**REQUIRED TASK:**
The data below needs to be returned exactly, line for line.

Some records

***

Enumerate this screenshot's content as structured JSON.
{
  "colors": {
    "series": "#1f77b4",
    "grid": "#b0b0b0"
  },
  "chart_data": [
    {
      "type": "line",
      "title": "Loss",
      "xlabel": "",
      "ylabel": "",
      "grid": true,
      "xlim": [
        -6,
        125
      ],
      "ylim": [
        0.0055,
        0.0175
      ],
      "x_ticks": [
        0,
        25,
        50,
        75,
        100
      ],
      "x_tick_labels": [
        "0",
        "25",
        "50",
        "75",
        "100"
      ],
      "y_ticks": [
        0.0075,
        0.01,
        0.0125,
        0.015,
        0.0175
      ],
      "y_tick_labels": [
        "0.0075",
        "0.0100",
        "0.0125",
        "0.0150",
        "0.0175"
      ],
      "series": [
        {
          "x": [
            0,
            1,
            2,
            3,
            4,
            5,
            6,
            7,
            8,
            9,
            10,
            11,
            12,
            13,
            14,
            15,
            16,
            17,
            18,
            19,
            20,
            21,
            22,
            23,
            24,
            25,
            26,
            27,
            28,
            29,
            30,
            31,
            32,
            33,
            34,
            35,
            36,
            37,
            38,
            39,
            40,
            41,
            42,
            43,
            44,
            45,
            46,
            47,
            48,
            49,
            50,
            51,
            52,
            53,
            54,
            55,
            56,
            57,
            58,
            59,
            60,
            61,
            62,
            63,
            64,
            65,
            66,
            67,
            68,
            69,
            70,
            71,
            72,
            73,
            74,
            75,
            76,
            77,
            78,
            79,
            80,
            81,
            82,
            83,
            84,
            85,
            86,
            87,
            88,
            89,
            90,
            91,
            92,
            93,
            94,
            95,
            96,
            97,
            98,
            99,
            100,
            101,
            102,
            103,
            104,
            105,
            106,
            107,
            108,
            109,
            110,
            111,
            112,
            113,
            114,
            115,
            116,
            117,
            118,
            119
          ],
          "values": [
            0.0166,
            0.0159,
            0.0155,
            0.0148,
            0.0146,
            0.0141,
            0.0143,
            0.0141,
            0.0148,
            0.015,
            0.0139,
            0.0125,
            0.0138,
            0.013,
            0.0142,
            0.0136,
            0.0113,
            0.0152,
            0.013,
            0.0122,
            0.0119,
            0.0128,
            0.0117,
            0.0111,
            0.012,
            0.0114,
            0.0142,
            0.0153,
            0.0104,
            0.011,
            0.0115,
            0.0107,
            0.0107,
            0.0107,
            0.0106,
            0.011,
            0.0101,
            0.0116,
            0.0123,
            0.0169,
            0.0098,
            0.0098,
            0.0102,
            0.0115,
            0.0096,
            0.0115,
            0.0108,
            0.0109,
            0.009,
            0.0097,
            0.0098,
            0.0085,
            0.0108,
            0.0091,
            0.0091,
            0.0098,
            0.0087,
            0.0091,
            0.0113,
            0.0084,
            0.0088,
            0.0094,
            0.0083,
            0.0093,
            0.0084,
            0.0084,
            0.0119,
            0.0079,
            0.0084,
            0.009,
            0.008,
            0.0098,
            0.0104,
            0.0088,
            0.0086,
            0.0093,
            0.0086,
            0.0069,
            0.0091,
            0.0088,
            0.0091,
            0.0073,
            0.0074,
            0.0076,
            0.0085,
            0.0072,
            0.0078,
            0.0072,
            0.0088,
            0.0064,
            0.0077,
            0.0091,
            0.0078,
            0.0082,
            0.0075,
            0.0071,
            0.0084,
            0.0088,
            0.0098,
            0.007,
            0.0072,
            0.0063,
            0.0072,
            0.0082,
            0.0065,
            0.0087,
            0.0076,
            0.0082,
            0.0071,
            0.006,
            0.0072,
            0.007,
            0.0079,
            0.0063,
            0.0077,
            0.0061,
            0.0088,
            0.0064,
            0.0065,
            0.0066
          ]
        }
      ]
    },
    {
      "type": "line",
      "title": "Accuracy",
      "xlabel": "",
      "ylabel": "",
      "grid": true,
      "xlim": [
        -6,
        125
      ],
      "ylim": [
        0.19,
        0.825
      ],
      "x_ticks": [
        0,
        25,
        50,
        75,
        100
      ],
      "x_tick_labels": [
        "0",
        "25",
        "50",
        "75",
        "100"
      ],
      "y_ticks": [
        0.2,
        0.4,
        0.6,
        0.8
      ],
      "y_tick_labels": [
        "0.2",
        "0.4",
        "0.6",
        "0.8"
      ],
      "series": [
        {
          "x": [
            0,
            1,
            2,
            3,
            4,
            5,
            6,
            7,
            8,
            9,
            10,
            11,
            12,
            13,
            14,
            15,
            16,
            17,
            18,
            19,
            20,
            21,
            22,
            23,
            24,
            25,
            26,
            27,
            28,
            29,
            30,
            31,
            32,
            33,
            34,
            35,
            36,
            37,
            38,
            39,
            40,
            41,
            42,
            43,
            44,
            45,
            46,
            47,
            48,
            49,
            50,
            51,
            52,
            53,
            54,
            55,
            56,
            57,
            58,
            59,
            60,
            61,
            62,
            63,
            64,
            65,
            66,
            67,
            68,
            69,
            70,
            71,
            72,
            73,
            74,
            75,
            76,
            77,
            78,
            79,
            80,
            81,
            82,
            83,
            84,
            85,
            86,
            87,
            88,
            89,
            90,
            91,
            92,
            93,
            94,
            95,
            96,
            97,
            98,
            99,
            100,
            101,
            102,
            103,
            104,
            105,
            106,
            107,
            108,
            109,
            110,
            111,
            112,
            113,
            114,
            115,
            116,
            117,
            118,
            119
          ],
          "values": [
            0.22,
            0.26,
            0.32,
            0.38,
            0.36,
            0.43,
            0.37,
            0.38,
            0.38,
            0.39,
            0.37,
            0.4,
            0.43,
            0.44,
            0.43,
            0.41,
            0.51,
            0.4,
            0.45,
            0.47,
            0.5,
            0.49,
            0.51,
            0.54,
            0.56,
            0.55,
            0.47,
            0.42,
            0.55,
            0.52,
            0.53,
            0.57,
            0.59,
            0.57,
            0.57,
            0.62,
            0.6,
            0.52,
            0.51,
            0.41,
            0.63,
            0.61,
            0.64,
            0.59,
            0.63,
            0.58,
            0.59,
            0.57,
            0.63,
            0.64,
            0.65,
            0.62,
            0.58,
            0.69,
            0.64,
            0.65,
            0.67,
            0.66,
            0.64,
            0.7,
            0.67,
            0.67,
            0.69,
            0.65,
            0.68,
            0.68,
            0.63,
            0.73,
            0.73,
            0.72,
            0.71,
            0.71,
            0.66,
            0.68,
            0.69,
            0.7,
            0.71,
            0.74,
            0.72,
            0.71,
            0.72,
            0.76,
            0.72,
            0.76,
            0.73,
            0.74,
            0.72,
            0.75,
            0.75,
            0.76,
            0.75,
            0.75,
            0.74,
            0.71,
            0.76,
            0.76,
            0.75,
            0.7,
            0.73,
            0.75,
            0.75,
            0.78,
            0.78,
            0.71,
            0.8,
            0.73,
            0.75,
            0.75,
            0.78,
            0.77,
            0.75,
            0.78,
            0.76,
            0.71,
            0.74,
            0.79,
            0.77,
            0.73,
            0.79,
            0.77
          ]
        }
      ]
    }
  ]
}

***

**WRITTEN ANSWER:**
Enumerate this screenshot's content as structured JSON.
{
  "colors": {
    "series": "#1f77b4",
    "grid": "#b0b0b0"
  },
  "chart_data": [
    {
      "type": "line",
      "title": "Loss",
      "xlabel": "",
      "ylabel": "",
      "grid": true,
      "xlim": [
        -6,
        125
      ],
      "ylim": [
        0.0055,
        0.0175
      ],
      "x_ticks": [
        0,
        25,
        50,
        75,
        100
      ],
      "x_tick_labels": [
        "0",
        "25",
        "50",
        "75",
        "100"
      ],
      "y_ticks": [
        0.0075,
        0.01,
        0.0125,
        0.015,
        0.0175
      ],
      "y_tick_labels": [
        "0.0075",
        "0.0100",
        "0.0125",
        "0.0150",
        "0.0175"
      ],
      "series": [
        {
          "x": [
            0,
            1,
            2,
            3,
            4,
            5,
            6,
            7,
            8,
            9,
            10,
            11,
            12,
            13,
            14,
            15,
            16,
            17,
            18,
            19,
            20,
            21,
            22,
            23,
            24,
            25,
            26,
            27,
            28,
            29,
            30,
            31,
            32,
            33,
            34,
            35,
            36,
            37,
            38,
            39,
            40,
            41,
            42,
            43,
            44,
            45,
            46,
            47,
            48,
            49,
            50,
            51,
            52,
            53,
            54,
            55,
            56,
            57,
            58,
            59,
            60,
            61,
            62,
            63,
            64,
            65,
            66,
            67,
            68,
            69,
            70,
            71,
            72,
            73,
            74,
            75,
            76,
            77,
            78,
            79,
            80,
            81,
            82,
            83,
            84,
            85,
            86,
            87,
            88,
            89,
            90,
            91,
            92,
            93,
            94,
            95,
            96,
            97,
            98,
            99,
            100,
            101,
            102,
            103,
            104,
            105,
            106,
            107,
            108,
            109,
            110,
            111,
            112,
            113,
            114,
            115,
            116,
            117,
            118,
            119
          ],
          "values": [
            0.0166,
            0.0159,
            0.0155,
            0.0148,
            0.0146,
            0.0141,
            0.0143,
            0.0141,
            0.0148,
            0.015,
            0.0139,
            0.0125,
            0.0138,
            0.013,
            0.0142,
            0.0136,
            0.0113,
            0.0152,
            0.013,
            0.0122,
            0.0119,
            0.0128,
            0.0117,
            0.0111,
            0.012,
            0.0114,
            0.0142,
            0.0153,
            0.0104,
            0.011,
            0.0115,
            0.0107,
            0.0107,
            0.0107,
            0.0106,
            0.011,
            0.0101,
            0.0116,
            0.0123,
            0.0169,
            0.0098,
            0.0098,
            0.0102,
            0.0115,
            0.0096,
            0.0115,
            0.0108,
            0.0109,
            0.009,
            0.0097,
            0.0098,
            0.0085,
            0.0108,
            0.0091,
            0.0091,
            0.0098,
            0.0087,
            0.0091,
            0.0113,
            0.0084,
            0.0088,
            0.0094,
            0.0083,
            0.0093,
            0.0084,
            0.0084,
            0.0119,
            0.0079,
            0.0084,
            0.009,
            0.008,
            0.0098,
            0.0104,
            0.0088,
            0.0086,
            0.0093,
            0.0086,
            0.0069,
            0.0091,
            0.0088,
            0.0091,
            0.0073,
            0.0074,
            0.0076,
            0.0085,
            0.0072,
            0.0078,
            0.0072,
            0.0088,
            0.0064,
            0.0077,
            0.0091,
            0.0078,
            0.0082,
            0.0075,
            0.0071,
            0.0084,
            0.0088,
            0.0098,
            0.007,
            0.0072,
            0.0063,
            0.0072,
            0.0082,
            0.0065,
            0.0087,
            0.0076,
            0.0082,
            0.0071,
            0.006,
            0.0072,
            0.007,
            0.0079,
            0.0063,
            0.0077,
            0.0061,
            0.0088,
            0.0064,
            0.0065,
            0.0066
          ]
        }
      ]
    },
    {
      "type": "line",
      "title": "Accuracy",
      "xlabel": "",
      "ylabel": "",
      "grid": true,
      "xlim": [
        -6,
        125
      ],
      "ylim": [
        0.19,
        0.825
      ],
      "x_ticks": [
        0,
        25,
        50,
        75,
        100
      ],
      "x_tick_labels": [
        "0",
        "25",
        "50",
        "75",
        "100"
      ],
      "y_ticks": [
        0.2,
        0.4,
        0.6,
        0.8
      ],
      "y_tick_labels": [
        "0.2",
        "0.4",
        "0.6",
        "0.8"
      ],
      "series": [
        {
          "x": [
            0,
            1,
            2,
            3,
            4,
            5,
            6,
            7,
            8,
            9,
            10,
            11,
            12,
            13,
            14,
            15,
            16,
            17,
            18,
            19,
            20,
            21,
            22,
            23,
            24,
            25,
            26,
            27,
            28,
            29,
            30,
            31,
            32,
            33,
            34,
            35,
            36,
            37,
            38,
            39,
            40,
            41,
            42,
            43,
            44,
            45,
            46,
            47,
            48,
            49,
            50,
            51,
            52,
            53,
            54,
            55,
            56,
            57,
            58,
            59,
            60,
            61,
            62,
            63,
            64,
            65,
            66,
            67,
            68,
            69,
            70,
            71,
            72,
            73,
            74,
            75,
            76,
            77,
            78,
            79,
            80,
            81,
            82,
            83,
            84,
            85,
            86,
            87,
            88,
            89,
            90,
            91,
            92,
            93,
            94,
            95,
            96,
            97,
            98,
            99,
            100,
            101,
            102,
            103,
            104,
            105,
            106,
            107,
            108,
            109,
            110,
            111,
            112,
            113,
            114,
            115,
            116,
            117,
            118,
            119
          ],
          "values": [
            0.22,
            0.26,
            0.32,
            0.38,
            0.36,
            0.43,
            0.37,
            0.38,
            0.38,
            0.39,
            0.37,
            0.4,
            0.43,
            0.44,
            0.43,
            0.41,
            0.51,
            0.4,
            0.45,
            0.47,
            0.5,
            0.49,
            0.51,
            0.54,
            0.56,
            0.55,
            0.47,
            0.42,
            0.55,
            0.52,
            0.53,
            0.57,
            0.59,
            0.57,
            0.57,
            0.62,
            0.6,
            0.52,
            0.51,
            0.41,
            0.63,
            0.61,
            0.64,
            0.59,
            0.63,
            0.58,
            0.59,
            0.57,
            0.63,
            0.64,
            0.65,
            0.62,
            0.58,
            0.69,
            0.64,
            0.65,
            0.67,
            0.66,
            0.64,
            0.7,
            0.67,
            0.67,
            0.69,
            0.65,
            0.68,
            0.68,
            0.63,
            0.73,
            0.73,
            0.72,
            0.71,
            0.71,
            0.66,
            0.68,
            0.69,
            0.7,
            0.71,
            0.74,
            0.72,
            0.71,
            0.72,
            0.76,
            0.72,
            0.76,
            0.73,
            0.74,
            0.72,
            0.75,
            0.75,
            0.76,
            0.75,
            0.75,
            0.74,
            0.71,
            0.76,
            0.76,
            0.75,
            0.7,
            0.73,
            0.75,
            0.75,
            0.78,
            0.78,
            0.71,
            0.8,
            0.73,
            0.75,
            0.75,
            0.78,
            0.77,
            0.75,
            0.78,
            0.76,
            0.71,
            0.74,
            0.79,
            0.77,
            0.73,
            0.79,
            0.77
          ]
        }
      ]
    }
  ]
}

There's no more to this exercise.